____ Dataset extract
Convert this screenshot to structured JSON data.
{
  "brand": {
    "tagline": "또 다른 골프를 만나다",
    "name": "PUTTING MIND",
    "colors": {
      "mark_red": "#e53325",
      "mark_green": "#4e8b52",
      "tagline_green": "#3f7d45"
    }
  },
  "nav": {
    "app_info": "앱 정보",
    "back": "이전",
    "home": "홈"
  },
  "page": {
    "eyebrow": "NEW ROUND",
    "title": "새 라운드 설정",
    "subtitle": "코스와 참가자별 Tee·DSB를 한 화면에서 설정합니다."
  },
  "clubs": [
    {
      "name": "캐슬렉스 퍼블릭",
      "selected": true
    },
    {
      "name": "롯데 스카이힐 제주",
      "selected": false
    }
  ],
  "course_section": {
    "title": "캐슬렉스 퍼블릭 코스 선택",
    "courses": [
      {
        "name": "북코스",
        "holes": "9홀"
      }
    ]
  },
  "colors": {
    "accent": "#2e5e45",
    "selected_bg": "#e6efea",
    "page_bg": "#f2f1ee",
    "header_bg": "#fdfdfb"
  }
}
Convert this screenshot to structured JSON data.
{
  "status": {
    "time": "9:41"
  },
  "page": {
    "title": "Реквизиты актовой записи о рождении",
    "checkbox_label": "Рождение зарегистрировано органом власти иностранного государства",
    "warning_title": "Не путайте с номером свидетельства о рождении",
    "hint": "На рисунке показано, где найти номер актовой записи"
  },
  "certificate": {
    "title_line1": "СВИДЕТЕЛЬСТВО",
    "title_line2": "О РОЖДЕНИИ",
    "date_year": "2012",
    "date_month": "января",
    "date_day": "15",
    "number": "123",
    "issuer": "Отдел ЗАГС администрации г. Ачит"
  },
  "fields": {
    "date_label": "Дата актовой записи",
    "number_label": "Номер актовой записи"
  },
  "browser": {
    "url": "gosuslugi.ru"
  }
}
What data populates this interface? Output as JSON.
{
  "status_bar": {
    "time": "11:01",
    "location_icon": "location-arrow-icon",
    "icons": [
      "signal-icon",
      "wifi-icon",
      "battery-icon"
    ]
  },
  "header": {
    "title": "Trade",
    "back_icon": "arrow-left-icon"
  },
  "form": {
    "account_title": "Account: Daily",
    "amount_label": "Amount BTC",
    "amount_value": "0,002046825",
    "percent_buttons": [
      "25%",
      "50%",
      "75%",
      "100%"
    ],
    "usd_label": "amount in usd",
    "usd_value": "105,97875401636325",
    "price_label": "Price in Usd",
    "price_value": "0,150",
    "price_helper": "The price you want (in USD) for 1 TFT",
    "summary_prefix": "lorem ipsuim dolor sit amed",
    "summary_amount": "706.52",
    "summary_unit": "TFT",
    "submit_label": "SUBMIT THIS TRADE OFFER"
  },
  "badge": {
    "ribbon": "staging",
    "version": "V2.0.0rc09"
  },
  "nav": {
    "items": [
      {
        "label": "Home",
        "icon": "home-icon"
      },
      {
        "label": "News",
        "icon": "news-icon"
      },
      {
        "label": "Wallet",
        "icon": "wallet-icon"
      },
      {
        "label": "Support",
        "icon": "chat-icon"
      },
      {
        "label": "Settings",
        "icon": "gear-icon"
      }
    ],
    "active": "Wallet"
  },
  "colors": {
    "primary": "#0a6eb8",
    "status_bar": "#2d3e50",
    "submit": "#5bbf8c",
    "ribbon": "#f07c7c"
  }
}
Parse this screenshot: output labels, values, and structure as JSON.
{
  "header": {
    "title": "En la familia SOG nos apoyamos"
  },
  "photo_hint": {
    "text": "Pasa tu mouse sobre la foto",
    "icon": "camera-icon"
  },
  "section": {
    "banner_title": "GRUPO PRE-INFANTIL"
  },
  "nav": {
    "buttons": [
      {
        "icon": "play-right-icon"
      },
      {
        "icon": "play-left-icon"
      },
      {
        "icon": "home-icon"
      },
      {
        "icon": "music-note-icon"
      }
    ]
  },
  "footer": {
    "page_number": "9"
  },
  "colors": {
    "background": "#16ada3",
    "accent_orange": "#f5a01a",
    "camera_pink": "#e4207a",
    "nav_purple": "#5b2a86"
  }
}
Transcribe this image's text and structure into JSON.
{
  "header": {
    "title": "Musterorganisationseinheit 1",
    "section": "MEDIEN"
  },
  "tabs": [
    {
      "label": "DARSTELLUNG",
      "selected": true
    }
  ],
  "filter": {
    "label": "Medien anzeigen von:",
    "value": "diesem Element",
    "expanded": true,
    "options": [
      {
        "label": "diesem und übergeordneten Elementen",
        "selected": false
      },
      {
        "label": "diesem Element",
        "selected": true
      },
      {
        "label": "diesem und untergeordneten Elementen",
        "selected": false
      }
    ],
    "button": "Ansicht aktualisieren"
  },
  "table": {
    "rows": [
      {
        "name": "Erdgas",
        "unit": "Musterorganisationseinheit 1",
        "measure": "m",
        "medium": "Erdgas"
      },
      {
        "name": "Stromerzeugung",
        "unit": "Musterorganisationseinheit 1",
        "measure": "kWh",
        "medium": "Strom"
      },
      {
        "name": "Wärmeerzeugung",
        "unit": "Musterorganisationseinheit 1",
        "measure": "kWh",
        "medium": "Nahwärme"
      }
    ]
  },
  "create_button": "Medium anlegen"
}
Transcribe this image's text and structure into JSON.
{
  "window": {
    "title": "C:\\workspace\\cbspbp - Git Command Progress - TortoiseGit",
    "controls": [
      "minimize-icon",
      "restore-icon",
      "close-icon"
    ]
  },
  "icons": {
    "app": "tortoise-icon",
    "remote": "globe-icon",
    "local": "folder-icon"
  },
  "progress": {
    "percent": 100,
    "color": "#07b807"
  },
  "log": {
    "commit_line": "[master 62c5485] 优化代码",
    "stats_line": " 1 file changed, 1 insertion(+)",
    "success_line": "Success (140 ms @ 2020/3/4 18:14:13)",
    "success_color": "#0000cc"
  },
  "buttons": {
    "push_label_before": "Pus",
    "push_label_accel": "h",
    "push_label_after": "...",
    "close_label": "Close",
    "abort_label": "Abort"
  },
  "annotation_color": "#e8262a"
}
________
--- Your objective ---
Set down each entry again, unchanged.

--- Task output ---
Convert this screenshot to structured JSON data.
{
  "brand": {
    "tagline": "또 다른 골프를 만나다",
    "name": "PUTTING MIND",
    "colors": {
      "mark_red": "#e53325",
      "mark_green": "#4e8b52",
      "tagline_green": "#3f7d45"
    }
  },
  "nav": {
    "app_info": "앱 정보",
    "back": "이전",
    "home": "홈"
  },
  "page": {
    "eyebrow": "NEW ROUND",
    "title": "새 라운드 설정",
    "subtitle": "코스와 참가자별 Tee·DSB를 한 화면에서 설정합니다."
  },
  "clubs": [
    {
      "name": "캐슬렉스 퍼블릭",
      "selected": true
    },
    {
      "name": "롯데 스카이힐 제주",
      "selected": false
    }
  ],
  "course_section": {
    "title": "캐슬렉스 퍼블릭 코스 선택",
    "courses": [
      {
        "name": "북코스",
        "holes": "9홀"
      }
    ]
  },
  "colors": {
    "accent": "#2e5e45",
    "selected_bg": "#e6efea",
    "page_bg": "#f2f1ee",
    "header_bg": "#fdfdfb"
  }
}
Convert this screenshot to structured JSON data.
{
  "status": {
    "time": "9:41"
  },
  "page": {
    "title": "Реквизиты актовой записи о рождении",
    "checkbox_label": "Рождение зарегистрировано органом власти иностранного государства",
    "warning_title": "Не путайте с номером свидетельства о рождении",
    "hint": "На рисунке показано, где найти номер актовой записи"
  },
  "certificate": {
    "title_line1": "СВИДЕТЕЛЬСТВО",
    "title_line2": "О РОЖДЕНИИ",
    "date_year": "2012",
    "date_month": "января",
    "date_day": "15",
    "number": "123",
    "issuer": "Отдел ЗАГС администрации г. Ачит"
  },
  "fields": {
    "date_label": "Дата актовой записи",
    "number_label": "Номер актовой записи"
  },
  "browser": {
    "url": "gosuslugi.ru"
  }
}
What data populates this interface? Output as JSON.
{
  "status_bar": {
    "time": "11:01",
    "location_icon": "location-arrow-icon",
    "icons": [
      "signal-icon",
      "wifi-icon",
      "battery-icon"
    ]
  },
  "header": {
    "title": "Trade",
    "back_icon": "arrow-left-icon"
  },
  "form": {
    "account_title": "Account: Daily",
    "amount_label": "Amount BTC",
    "amount_value": "0,002046825",
    "percent_buttons": [
      "25%",
      "50%",
      "75%",
      "100%"
    ],
    "usd_label": "amount in usd",
    "usd_value": "105,97875401636325",
    "price_label": "Price in Usd",
    "price_value": "0,150",
    "price_helper": "The price you want (in USD) for 1 TFT",
    "summary_prefix": "lorem ipsuim dolor sit amed",
    "summary_amount": "706.52",
    "summary_unit": "TFT",
    "submit_label": "SUBMIT THIS TRADE OFFER"
  },
  "badge": {
    "ribbon": "staging",
    "version": "V2.0.0rc09"
  },
  "nav": {
    "items": [
      {
        "label": "Home",
        "icon": "home-icon"
      },
      {
        "label": "News",
        "icon": "news-icon"
      },
      {
        "label": "Wallet",
        "icon": "wallet-icon"
      },
      {
        "label": "Support",
        "icon": "chat-icon"
      },
      {
        "label": "Settings",
        "icon": "gear-icon"
      }
    ],
    "active": "Wallet"
  },
  "colors": {
    "primary": "#0a6eb8",
    "status_bar": "#2d3e50",
    "submit": "#5bbf8c",
    "ribbon": "#f07c7c"
  }
}
Parse this screenshot: output labels, values, and structure as JSON.
{
  "header": {
    "title": "En la familia SOG nos apoyamos"
  },
  "photo_hint": {
    "text": "Pasa tu mouse sobre la foto",
    "icon": "camera-icon"
  },
  "section": {
    "banner_title": "GRUPO PRE-INFANTIL"
  },
  "nav": {
    "buttons": [
      {
        "icon": "play-right-icon"
      },
      {
        "icon": "play-left-icon"
      },
      {
        "icon": "home-icon"
      },
      {
        "icon": "music-note-icon"
      }
    ]
  },
  "footer": {
    "page_number": "9"
  },
  "colors": {
    "background": "#16ada3",
    "accent_orange": "#f5a01a",
    "camera_pink": "#e4207a",
    "nav_purple": "#5b2a86"
  }
}
Transcribe this image's text and structure into JSON.
{
  "header": {
    "title": "Musterorganisationseinheit 1",
    "section": "MEDIEN"
  },
  "tabs": [
    {
      "label": "DARSTELLUNG",
      "selected": true
    }
  ],
  "filter": {
    "label": "Medien anzeigen von:",
    "value": "diesem Element",
    "expanded": true,
    "options": [
      {
        "label": "diesem und übergeordneten Elementen",
        "selected": false
      },
      {
        "label": "diesem Element",
        "selected": true
      },
      {
        "label": "diesem und untergeordneten Elementen",
        "selected": false
      }
    ],
    "button": "Ansicht aktualisieren"
  },
  "table": {
    "rows": [
      {
        "name": "Erdgas",
        "unit": "Musterorganisationseinheit 1",
        "measure": "m",
        "medium": "Erdgas"
      },
      {
        "name": "Stromerzeugung",
        "unit": "Musterorganisationseinheit 1",
        "measure": "kWh",
        "medium": "Strom"
      },
      {
        "name": "Wärmeerzeugung",
        "unit": "Musterorganisationseinheit 1",
        "measure": "kWh",
        "medium": "Nahwärme"
      }
    ]
  },
  "create_button": "Medium anlegen"
}
Transcribe this image's text and structure into JSON.
{
  "window": {
    "title": "C:\\workspace\\cbspbp - Git Command Progress - TortoiseGit",
    "controls": [
      "minimize-icon",
      "restore-icon",
      "close-icon"
    ]
  },
  "icons": {
    "app": "tortoise-icon",
    "remote": "globe-icon",
    "local": "folder-icon"
  },
  "progress": {
    "percent": 100,
    "color": "#07b807"
  },
  "log": {
    "commit_line": "[master 62c5485] 优化代码",
    "stats_line": " 1 file changed, 1 insertion(+)",
    "success_line": "Success (140 ms @ 2020/3/4 18:14:13)",
    "success_color": "#0000cc"
  },
  "buttons": {
    "push_label_before": "Pus",
    "push_label_accel": "h",
    "push_label_after": "...",
    "close_label": "Close",
    "abort_label": "Abort"
  },
  "annotation_color": "#e8262a"
}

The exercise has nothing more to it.